### Your instructions
All that is needed is each line of the entries holding the word "metabolic", copied as it stands.

Figure content listings
============
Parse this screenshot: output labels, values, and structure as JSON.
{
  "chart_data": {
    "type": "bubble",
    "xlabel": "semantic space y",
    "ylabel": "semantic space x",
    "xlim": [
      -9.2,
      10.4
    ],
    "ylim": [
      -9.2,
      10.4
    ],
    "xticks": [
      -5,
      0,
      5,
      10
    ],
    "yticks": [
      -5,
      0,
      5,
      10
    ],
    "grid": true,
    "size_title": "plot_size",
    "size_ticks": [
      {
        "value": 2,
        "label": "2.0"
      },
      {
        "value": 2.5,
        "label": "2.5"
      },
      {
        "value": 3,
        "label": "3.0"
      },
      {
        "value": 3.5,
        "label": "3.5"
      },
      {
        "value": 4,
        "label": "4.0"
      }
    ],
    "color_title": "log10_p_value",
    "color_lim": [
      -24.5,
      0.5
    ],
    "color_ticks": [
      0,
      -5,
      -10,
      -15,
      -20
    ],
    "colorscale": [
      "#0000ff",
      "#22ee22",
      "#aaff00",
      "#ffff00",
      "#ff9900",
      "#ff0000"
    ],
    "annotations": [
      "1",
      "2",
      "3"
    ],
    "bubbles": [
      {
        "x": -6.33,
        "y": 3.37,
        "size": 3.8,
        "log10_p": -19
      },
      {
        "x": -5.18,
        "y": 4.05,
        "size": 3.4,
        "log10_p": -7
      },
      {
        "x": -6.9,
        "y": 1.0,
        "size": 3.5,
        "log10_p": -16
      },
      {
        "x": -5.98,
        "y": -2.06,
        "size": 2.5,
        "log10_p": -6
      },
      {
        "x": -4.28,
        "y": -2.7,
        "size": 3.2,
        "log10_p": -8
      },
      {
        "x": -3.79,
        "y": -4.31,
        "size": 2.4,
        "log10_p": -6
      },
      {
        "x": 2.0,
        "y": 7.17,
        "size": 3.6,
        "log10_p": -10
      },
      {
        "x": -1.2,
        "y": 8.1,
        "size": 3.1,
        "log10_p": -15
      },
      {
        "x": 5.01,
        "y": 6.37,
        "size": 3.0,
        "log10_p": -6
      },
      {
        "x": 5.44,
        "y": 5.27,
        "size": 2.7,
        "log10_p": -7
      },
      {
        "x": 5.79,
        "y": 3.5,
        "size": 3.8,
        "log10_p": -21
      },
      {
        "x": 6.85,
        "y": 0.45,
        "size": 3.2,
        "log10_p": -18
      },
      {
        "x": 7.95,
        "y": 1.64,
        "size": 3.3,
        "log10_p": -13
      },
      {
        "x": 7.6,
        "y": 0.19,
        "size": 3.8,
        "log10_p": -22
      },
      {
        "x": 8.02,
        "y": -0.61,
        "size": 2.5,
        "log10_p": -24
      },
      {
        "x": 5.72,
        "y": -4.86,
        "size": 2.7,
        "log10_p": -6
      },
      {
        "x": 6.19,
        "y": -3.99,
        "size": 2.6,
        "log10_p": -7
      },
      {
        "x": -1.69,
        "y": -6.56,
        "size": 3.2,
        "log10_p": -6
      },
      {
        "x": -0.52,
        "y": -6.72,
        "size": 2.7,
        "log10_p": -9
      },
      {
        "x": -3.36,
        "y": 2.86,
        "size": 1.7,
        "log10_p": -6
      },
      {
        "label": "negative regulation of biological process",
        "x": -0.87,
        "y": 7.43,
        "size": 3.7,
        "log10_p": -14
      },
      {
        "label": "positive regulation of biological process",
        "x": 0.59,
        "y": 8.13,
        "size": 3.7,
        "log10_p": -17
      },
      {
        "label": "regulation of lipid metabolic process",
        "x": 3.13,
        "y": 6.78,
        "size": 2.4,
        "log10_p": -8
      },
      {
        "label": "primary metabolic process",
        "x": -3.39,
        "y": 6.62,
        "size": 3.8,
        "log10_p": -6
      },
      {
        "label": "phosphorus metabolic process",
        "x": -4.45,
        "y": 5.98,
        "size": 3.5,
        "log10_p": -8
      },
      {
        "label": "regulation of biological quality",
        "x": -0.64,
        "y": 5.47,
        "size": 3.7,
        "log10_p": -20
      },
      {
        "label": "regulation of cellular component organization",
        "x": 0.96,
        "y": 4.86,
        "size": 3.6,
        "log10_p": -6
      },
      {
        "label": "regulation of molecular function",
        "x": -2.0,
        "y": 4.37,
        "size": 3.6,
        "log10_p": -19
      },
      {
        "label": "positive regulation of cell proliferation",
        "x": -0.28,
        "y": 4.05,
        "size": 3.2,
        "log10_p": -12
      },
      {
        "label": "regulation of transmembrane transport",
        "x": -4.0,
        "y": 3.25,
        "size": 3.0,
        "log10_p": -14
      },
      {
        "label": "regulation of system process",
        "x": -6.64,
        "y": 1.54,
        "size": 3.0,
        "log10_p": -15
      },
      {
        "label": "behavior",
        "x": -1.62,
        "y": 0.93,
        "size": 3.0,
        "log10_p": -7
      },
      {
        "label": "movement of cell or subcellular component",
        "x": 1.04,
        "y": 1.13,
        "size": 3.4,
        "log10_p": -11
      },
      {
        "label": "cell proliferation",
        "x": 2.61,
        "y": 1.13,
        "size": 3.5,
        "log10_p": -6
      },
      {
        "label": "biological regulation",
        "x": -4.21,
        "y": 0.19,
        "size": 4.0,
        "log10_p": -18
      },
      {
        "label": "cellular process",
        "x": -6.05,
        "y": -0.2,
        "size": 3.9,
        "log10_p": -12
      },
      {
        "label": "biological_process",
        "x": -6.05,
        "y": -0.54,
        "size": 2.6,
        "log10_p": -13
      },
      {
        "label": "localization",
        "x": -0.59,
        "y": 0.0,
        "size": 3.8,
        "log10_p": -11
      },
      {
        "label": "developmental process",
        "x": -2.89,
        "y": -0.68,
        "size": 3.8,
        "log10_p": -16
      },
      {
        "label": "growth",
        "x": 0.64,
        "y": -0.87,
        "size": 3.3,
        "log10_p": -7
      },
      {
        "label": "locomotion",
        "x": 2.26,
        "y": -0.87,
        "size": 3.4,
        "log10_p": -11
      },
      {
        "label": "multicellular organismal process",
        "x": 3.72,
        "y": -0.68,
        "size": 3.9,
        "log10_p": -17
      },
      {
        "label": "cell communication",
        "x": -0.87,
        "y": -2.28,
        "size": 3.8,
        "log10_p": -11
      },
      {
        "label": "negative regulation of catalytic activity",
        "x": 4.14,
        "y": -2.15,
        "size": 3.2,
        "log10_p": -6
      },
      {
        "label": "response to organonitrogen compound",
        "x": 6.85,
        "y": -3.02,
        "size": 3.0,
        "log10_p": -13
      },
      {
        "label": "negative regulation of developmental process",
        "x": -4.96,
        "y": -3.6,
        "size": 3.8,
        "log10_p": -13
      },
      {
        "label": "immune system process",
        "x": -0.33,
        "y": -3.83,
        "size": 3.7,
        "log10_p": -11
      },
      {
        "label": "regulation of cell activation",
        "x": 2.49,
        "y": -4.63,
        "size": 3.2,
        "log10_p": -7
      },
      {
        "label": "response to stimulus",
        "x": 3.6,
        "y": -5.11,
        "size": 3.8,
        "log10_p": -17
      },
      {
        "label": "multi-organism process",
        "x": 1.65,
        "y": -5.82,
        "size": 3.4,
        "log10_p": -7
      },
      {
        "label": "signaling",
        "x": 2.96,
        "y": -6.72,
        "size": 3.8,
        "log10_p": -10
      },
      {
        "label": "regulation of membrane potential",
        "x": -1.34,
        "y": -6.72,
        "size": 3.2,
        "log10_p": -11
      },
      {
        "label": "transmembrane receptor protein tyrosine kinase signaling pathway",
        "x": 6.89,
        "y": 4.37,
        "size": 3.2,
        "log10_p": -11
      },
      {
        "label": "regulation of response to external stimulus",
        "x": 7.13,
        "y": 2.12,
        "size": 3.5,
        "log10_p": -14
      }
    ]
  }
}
============
### Written solution
        "label": "regulation of lipid metabolic process",
        "label": "primary metabolic process",
        "label": "phosphorus metabolic process",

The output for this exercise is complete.